**Task description**
Below are records to repeat exactly. Omit the pictures from the copy.

**Extracted material**
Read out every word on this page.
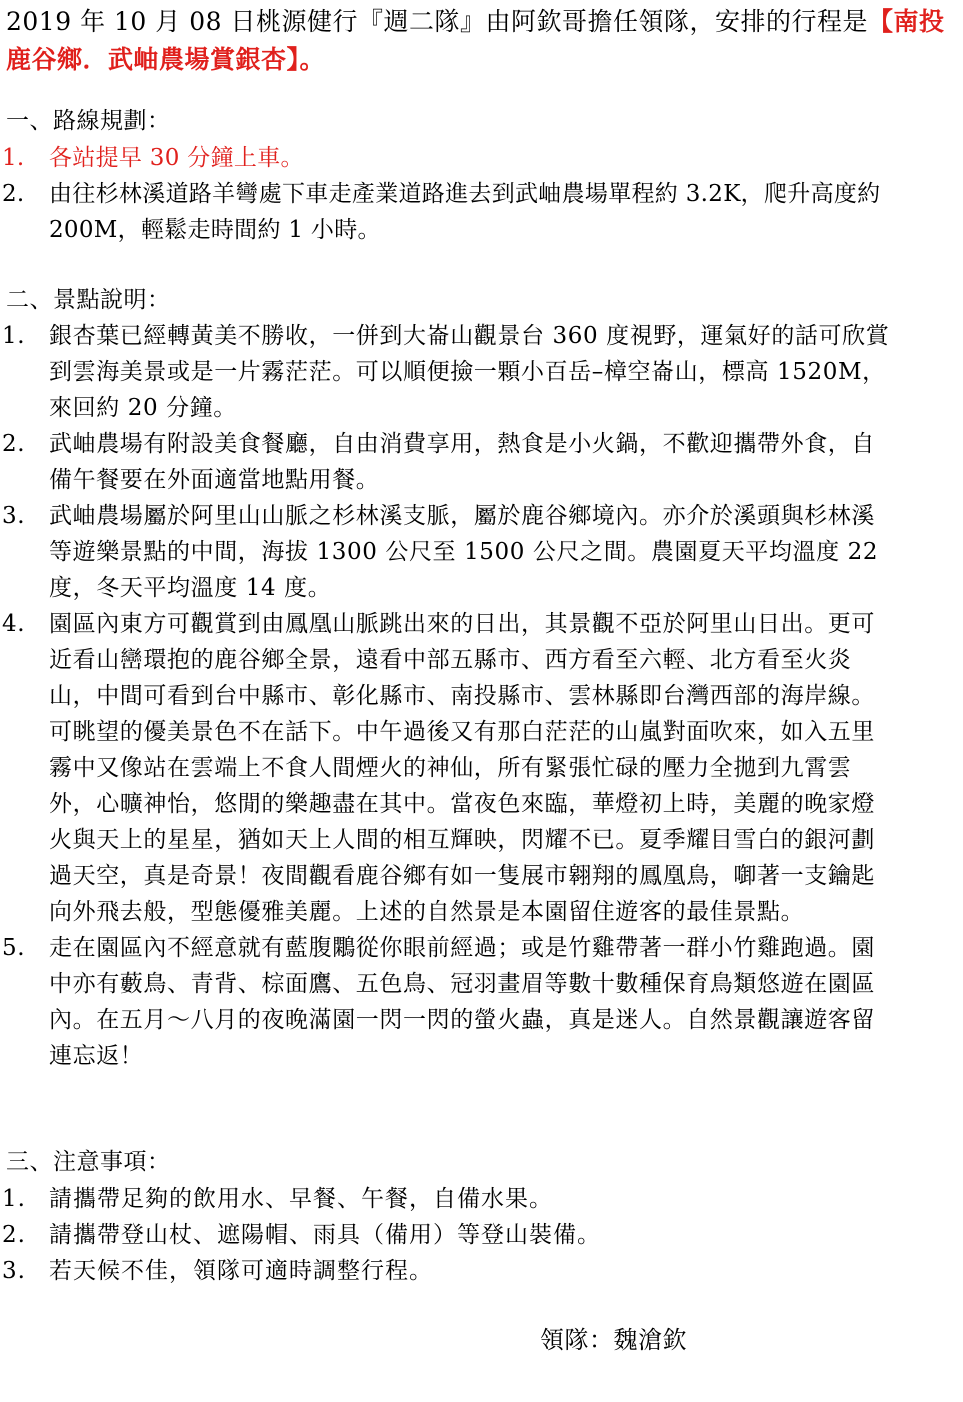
2019 年 10 月 08 日桃源健行『週二隊』由阿欽哥擔任領隊，安排的行程是【南投鹿谷鄉．武岫農場賞銀杏】。
一、路線規劃：
1. 各站提早 30 分鐘上車。
2. 由往杉林溪道路羊彎處下車走產業道路進去到武岫農場單程約 3.2K，爬升高度約 200M，輕鬆走時間約 1 小時。
二、景點說明：
1. 銀杏葉已經轉黃美不勝收，一併到大崙山觀景台 360 度視野，運氣好的話可欣賞到雲海美景或是一片霧茫茫。可以順便撿一顆小百岳–樟空崙山，標高 1520M，來回約 20 分鐘。
2. 武岫農場有附設美食餐廳，自由消費享用，熱食是小火鍋，不歡迎攜帶外食，自備午餐要在外面適當地點用餐。
3. 武岫農場屬於阿里山山脈之杉林溪支脈，屬於鹿谷鄉境內。亦介於溪頭與杉林溪等遊樂景點的中間，海拔 1300 公尺至 1500 公尺之間。農園夏天平均溫度 22 度，冬天平均溫度 14 度。
4. 園區內東方可觀賞到由鳳凰山脈跳出來的日出，其景觀不亞於阿里山日出。更可近看山巒環抱的鹿谷鄉全景，遠看中部五縣市、西方看至六輕、北方看至火炎山，中間可看到台中縣市、彰化縣市、南投縣市、雲林縣即台灣西部的海岸線。可眺望的優美景色不在話下。中午過後又有那白茫茫的山嵐對面吹來，如入五里霧中又像站在雲端上不食人間煙火的神仙，所有緊張忙碌的壓力全拋到九霄雲外，心曠神怡，悠閒的樂趣盡在其中。當夜色來臨，華燈初上時，美麗的晚家燈火與天上的星星，猶如天上人間的相互輝映，閃耀不已。夏季耀目雪白的銀河劃過天空，真是奇景！夜間觀看鹿谷鄉有如一隻展市翱翔的鳳凰鳥，啣著一支鑰匙向外飛去般，型態優雅美麗。上述的自然景是本園留住遊客的最佳景點。
5. 走在園區內不經意就有藍腹鷴從你眼前經過；或是竹雞帶著一群小竹雞跑過。園中亦有藪鳥、青背、棕面鷹、五色鳥、冠羽畫眉等數十數種保育鳥類悠遊在園區內。在五月～八月的夜晚滿園一閃一閃的螢火蟲，真是迷人。自然景觀讓遊客留連忘返！
三、注意事項：
1. 請攜帶足夠的飲用水、早餐、午餐，自備水果。
2. 請攜帶登山杖、遮陽帽、雨具（備用）等登山裝備。
3. 若天候不佳，領隊可適時調整行程。
領隊：魏滄欽
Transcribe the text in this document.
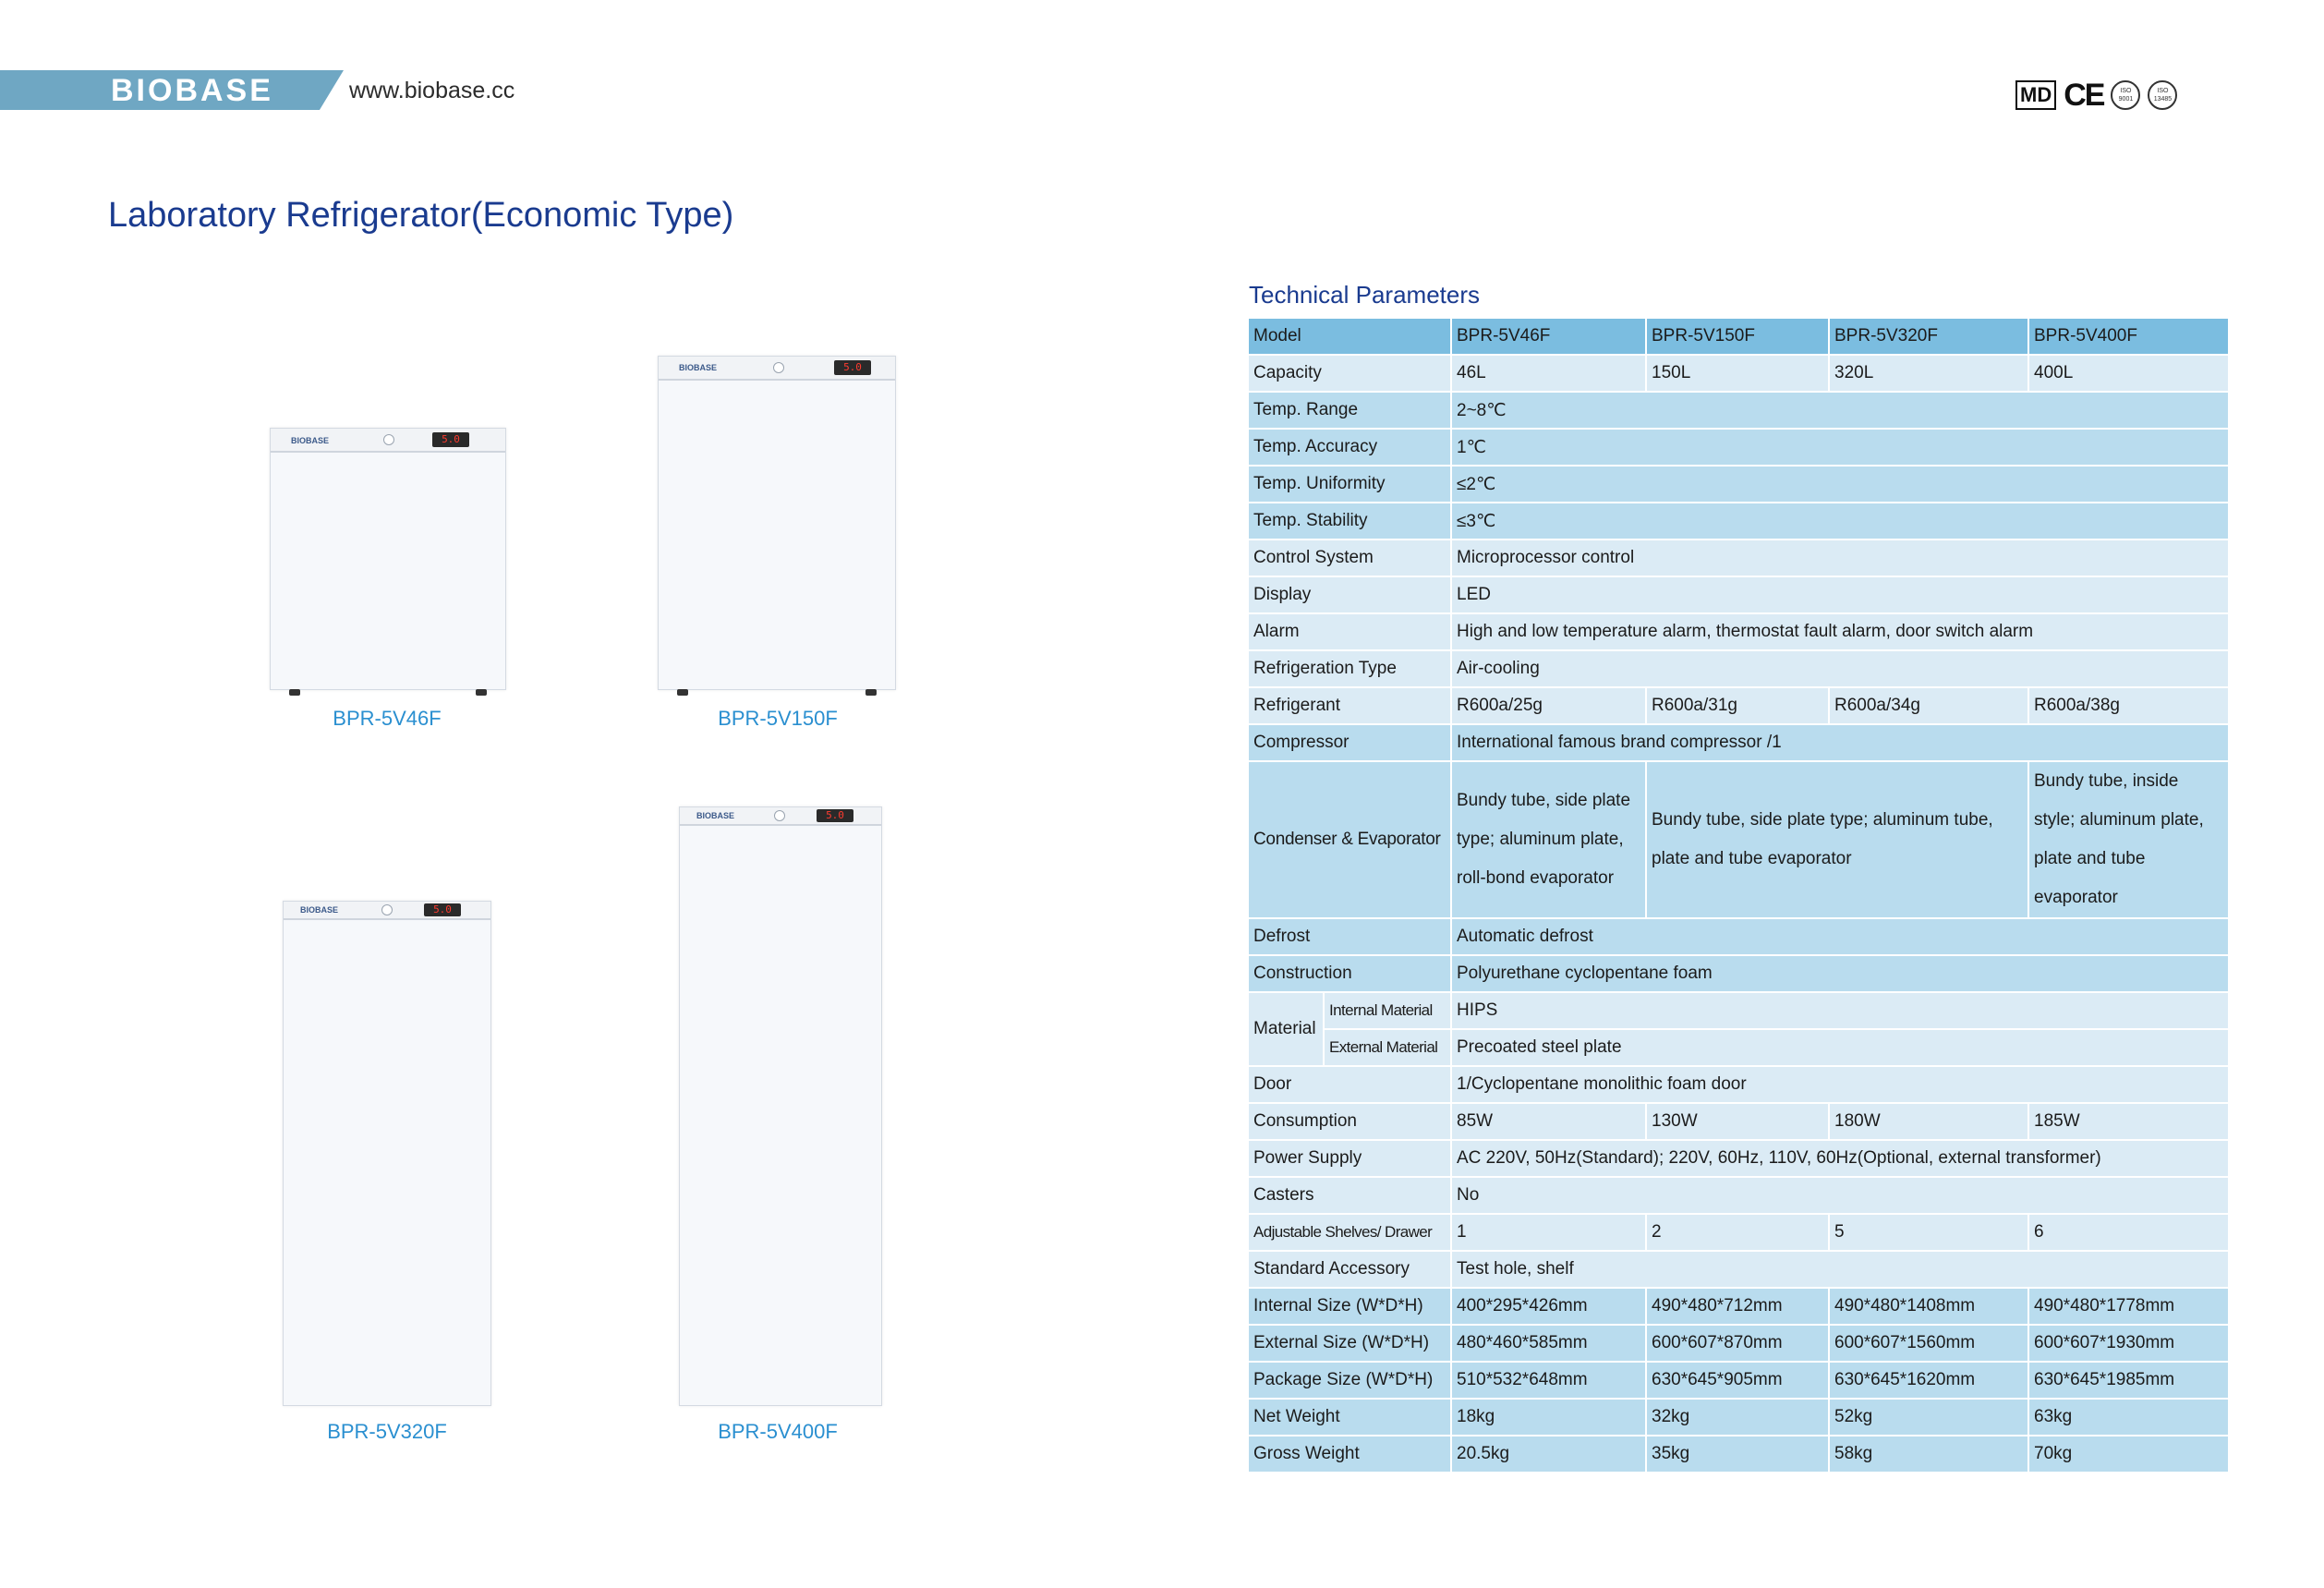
BIOBASE	www.biobase.cc	MD CE	ISO 9001
ISO 13485
Laboratory Refrigerator(Economic Type)
Technical Parameters
BIOBASE	5.0
BPR-5V46F
BIOBASE	5.0
BPR-5V150F
BIOBASE	5.0
BPR-5V320F
BIOBASE	5.0
BPR-5V400F
Model		BPR-5V46F	BPR-5V150F	BPR-5V320F	BPR-5V400F
Capacity		46L	150L	320L	400L
Temp. Range		2~8℃			
Temp. Accuracy		1℃			
Temp. Uniformity		≤2℃			
Temp. Stability		≤3℃			
Control System		Microprocessor control			
Display		LED			
Alarm		High and low temperature alarm, thermostat fault alarm, door switch alarm			
Refrigeration Type		Air-cooling			
Refrigerant		R600a/25g	R600a/31g	R600a/34g	R600a/38g
Compressor		International famous brand compressor /1			
Condenser & Evaporator		Bundy tube, side plate type; aluminum plate, roll-bond evaporator	Bundy tube, side plate type; aluminum tube, plate and tube evaporator		Bundy tube, inside style; aluminum plate, plate and tube evaporator
Defrost		Automatic defrost			
Construction		Polyurethane cyclopentane foam			
Material	Internal Material	HIPS			
	External Material	Precoated steel plate			
Door		1/Cyclopentane monolithic foam door			
Consumption		85W	130W	180W	185W
Power Supply		AC 220V, 50Hz(Standard); 220V, 60Hz, 110V, 60Hz(Optional, external transformer)			
Casters		No			
Adjustable Shelves/ Drawer		1	2	5	6
Standard Accessory		Test hole, shelf			
Internal Size (W*D*H)		400*295*426mm	490*480*712mm	490*480*1408mm	490*480*1778mm
External Size (W*D*H)		480*460*585mm	600*607*870mm	600*607*1560mm	600*607*1930mm
Package Size (W*D*H)		510*532*648mm	630*645*905mm	630*645*1620mm	630*645*1985mm
Net Weight		18kg	32kg	52kg	63kg
Gross Weight		20.5kg	35kg	58kg	70kg
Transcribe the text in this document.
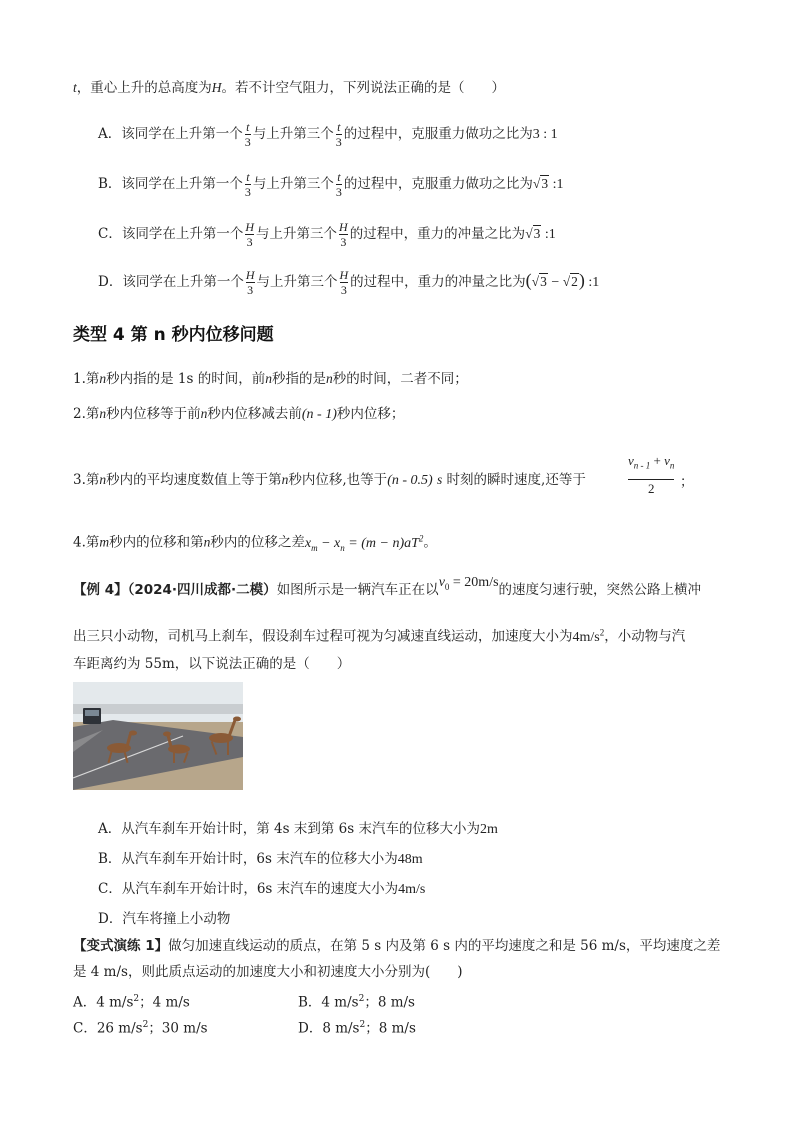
t，重心上升的总高度为H。若不计空气阻力，下列说法正确的是（　　）
A．该同学在上升第一个 $\frac{t}{3}$ 与上升第三个 $\frac{t}{3}$ 的过程中，克服重力做功之比为3 : 1
B．该同学在上升第一个 $\frac{t}{3}$ 与上升第三个 $\frac{t}{3}$ 的过程中，克服重力做功之比为√3 :1
C．该同学在上升第一个 $\frac{H}{3}$ 与上升第三个 $\frac{H}{3}$ 的过程中，重力的冲量之比为√3 :1
D．该同学在上升第一个 $\frac{H}{3}$ 与上升第三个 $\frac{H}{3}$ 的过程中，重力的冲量之比为(√3 − √2) :1
类型 4 第 n 秒内位移问题
1.第n秒内指的是 1s 的时间，前n秒指的是n秒的时间，二者不同；
2.第n秒内位移等于前n秒内位移减去前(n - 1)秒内位移；
3.第n秒内的平均速度数值上等于第n秒内位移,也等于(n - 0.5) s 时刻的瞬时速度,还等于	$\frac{v_{n - 1} + v_n}{2}$ ；
4.第m秒内的位移和第n秒内的位移之差$x_m - x_n = (m - n)aT^2$。
【例 4】（2024·四川成都·二模）如图所示是一辆汽车正在以$v_0 = 20m/s$的速度匀速行驶，突然公路上横冲
出三只小动物，司机马上刹车，假设刹车过程可视为匀减速直线运动，加速度大小为$4m/s^2$，小动物与汽
车距离约为 55m，以下说法正确的是（　　）
A．从汽车刹车开始计时，第 4s 末到第 6s 末汽车的位移大小为2m
B．从汽车刹车开始计时，6s 末汽车的位移大小为48m
C．从汽车刹车开始计时，6s 末汽车的速度大小为4m/s
D．汽车将撞上小动物
【变式演练 1】做匀加速直线运动的质点，在第 5 s 内及第 6 s 内的平均速度之和是 56 m/s，平均速度之差
是 4 m/s，则此质点运动的加速度大小和初速度大小分别为(　　)
A．4 $m/s^2$；4 m/s	B．4 $m/s^2$；8 m/s
C．26 $m/s^2$；30 m/s	D．8 $m/s^2$；8 m/s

**Exercise answer**
Read out every word on this page.
2019 年 10 月 08 日桃源健行『週二隊』由阿欽哥擔任領隊，安排的行程是【南投鹿谷鄉．武岫農場賞銀杏】。
一、路線規劃：
1. 各站提早 30 分鐘上車。
2. 由往杉林溪道路羊彎處下車走產業道路進去到武岫農場單程約 3.2K，爬升高度約 200M，輕鬆走時間約 1 小時。
二、景點說明：
1. 銀杏葉已經轉黃美不勝收，一併到大崙山觀景台 360 度視野，運氣好的話可欣賞到雲海美景或是一片霧茫茫。可以順便撿一顆小百岳–樟空崙山，標高 1520M，來回約 20 分鐘。
2. 武岫農場有附設美食餐廳，自由消費享用，熱食是小火鍋，不歡迎攜帶外食，自備午餐要在外面適當地點用餐。
3. 武岫農場屬於阿里山山脈之杉林溪支脈，屬於鹿谷鄉境內。亦介於溪頭與杉林溪等遊樂景點的中間，海拔 1300 公尺至 1500 公尺之間。農園夏天平均溫度 22 度，冬天平均溫度 14 度。
4. 園區內東方可觀賞到由鳳凰山脈跳出來的日出，其景觀不亞於阿里山日出。更可近看山巒環抱的鹿谷鄉全景，遠看中部五縣市、西方看至六輕、北方看至火炎山，中間可看到台中縣市、彰化縣市、南投縣市、雲林縣即台灣西部的海岸線。可眺望的優美景色不在話下。中午過後又有那白茫茫的山嵐對面吹來，如入五里霧中又像站在雲端上不食人間煙火的神仙，所有緊張忙碌的壓力全拋到九霄雲外，心曠神怡，悠閒的樂趣盡在其中。當夜色來臨，華燈初上時，美麗的晚家燈火與天上的星星，猶如天上人間的相互輝映，閃耀不已。夏季耀目雪白的銀河劃過天空，真是奇景！夜間觀看鹿谷鄉有如一隻展市翱翔的鳳凰鳥，啣著一支鑰匙向外飛去般，型態優雅美麗。上述的自然景是本園留住遊客的最佳景點。
5. 走在園區內不經意就有藍腹鷴從你眼前經過；或是竹雞帶著一群小竹雞跑過。園中亦有藪鳥、青背、棕面鷹、五色鳥、冠羽畫眉等數十數種保育鳥類悠遊在園區內。在五月～八月的夜晚滿園一閃一閃的螢火蟲，真是迷人。自然景觀讓遊客留連忘返！
三、注意事項：
1. 請攜帶足夠的飲用水、早餐、午餐，自備水果。
2. 請攜帶登山杖、遮陽帽、雨具（備用）等登山裝備。
3. 若天候不佳，領隊可適時調整行程。
領隊：魏滄欽
Transcribe the text in this document.
BIOBASE	www.biobase.cc	MD CE	ISO 9001
ISO 13485
Laboratory Refrigerator(Economic Type)
Technical Parameters
BIOBASE	5.0
BPR-5V46F
BIOBASE	5.0
BPR-5V150F
BIOBASE	5.0
BPR-5V320F
BIOBASE	5.0
BPR-5V400F
Model		BPR-5V46F	BPR-5V150F	BPR-5V320F	BPR-5V400F
Capacity		46L	150L	320L	400L
Temp. Range		2~8℃			
Temp. Accuracy		1℃			
Temp. Uniformity		≤2℃			
Temp. Stability		≤3℃			
Control System		Microprocessor control			
Display		LED			
Alarm		High and low temperature alarm, thermostat fault alarm, door switch alarm			
Refrigeration Type		Air-cooling			
Refrigerant		R600a/25g	R600a/31g	R600a/34g	R600a/38g
Compressor		International famous brand compressor /1			
Condenser & Evaporator		Bundy tube, side plate type; aluminum plate, roll-bond evaporator	Bundy tube, side plate type; aluminum tube, plate and tube evaporator		Bundy tube, inside style; aluminum plate, plate and tube evaporator
Defrost		Automatic defrost			
Construction		Polyurethane cyclopentane foam			
Material	Internal Material	HIPS			
	External Material	Precoated steel plate			
Door		1/Cyclopentane monolithic foam door			
Consumption		85W	130W	180W	185W
Power Supply		AC 220V, 50Hz(Standard); 220V, 60Hz, 110V, 60Hz(Optional, external transformer)			
Casters		No			
Adjustable Shelves/ Drawer		1	2	5	6
Standard Accessory		Test hole, shelf			
Internal Size (W*D*H)		400*295*426mm	490*480*712mm	490*480*1408mm	490*480*1778mm
External Size (W*D*H)		480*460*585mm	600*607*870mm	600*607*1560mm	600*607*1930mm
Package Size (W*D*H)		510*532*648mm	630*645*905mm	630*645*1620mm	630*645*1985mm
Net Weight		18kg	32kg	52kg	63kg
Gross Weight		20.5kg	35kg	58kg	70kg
Transcribe the text in this document.
t，重心上升的总高度为H。若不计空气阻力，下列说法正确的是（　　）
A．该同学在上升第一个 $\frac{t}{3}$ 与上升第三个 $\frac{t}{3}$ 的过程中，克服重力做功之比为3 : 1
B．该同学在上升第一个 $\frac{t}{3}$ 与上升第三个 $\frac{t}{3}$ 的过程中，克服重力做功之比为√3 :1
C．该同学在上升第一个 $\frac{H}{3}$ 与上升第三个 $\frac{H}{3}$ 的过程中，重力的冲量之比为√3 :1
D．该同学在上升第一个 $\frac{H}{3}$ 与上升第三个 $\frac{H}{3}$ 的过程中，重力的冲量之比为(√3 − √2) :1
类型 4 第 n 秒内位移问题
1.第n秒内指的是 1s 的时间，前n秒指的是n秒的时间，二者不同；
2.第n秒内位移等于前n秒内位移减去前(n - 1)秒内位移；
3.第n秒内的平均速度数值上等于第n秒内位移,也等于(n - 0.5) s 时刻的瞬时速度,还等于	$\frac{v_{n - 1} + v_n}{2}$ ；
4.第m秒内的位移和第n秒内的位移之差$x_m - x_n = (m - n)aT^2$。
【例 4】（2024·四川成都·二模）如图所示是一辆汽车正在以$v_0 = 20m/s$的速度匀速行驶，突然公路上横冲
出三只小动物，司机马上刹车，假设刹车过程可视为匀减速直线运动，加速度大小为$4m/s^2$，小动物与汽
车距离约为 55m，以下说法正确的是（　　）
A．从汽车刹车开始计时，第 4s 末到第 6s 末汽车的位移大小为2m
B．从汽车刹车开始计时，6s 末汽车的位移大小为48m
C．从汽车刹车开始计时，6s 末汽车的速度大小为4m/s
D．汽车将撞上小动物
【变式演练 1】做匀加速直线运动的质点，在第 5 s 内及第 6 s 内的平均速度之和是 56 m/s，平均速度之差
是 4 m/s，则此质点运动的加速度大小和初速度大小分别为(　　)
A．4 $m/s^2$；4 m/s	B．4 $m/s^2$；8 m/s
C．26 $m/s^2$；30 m/s	D．8 $m/s^2$；8 m/s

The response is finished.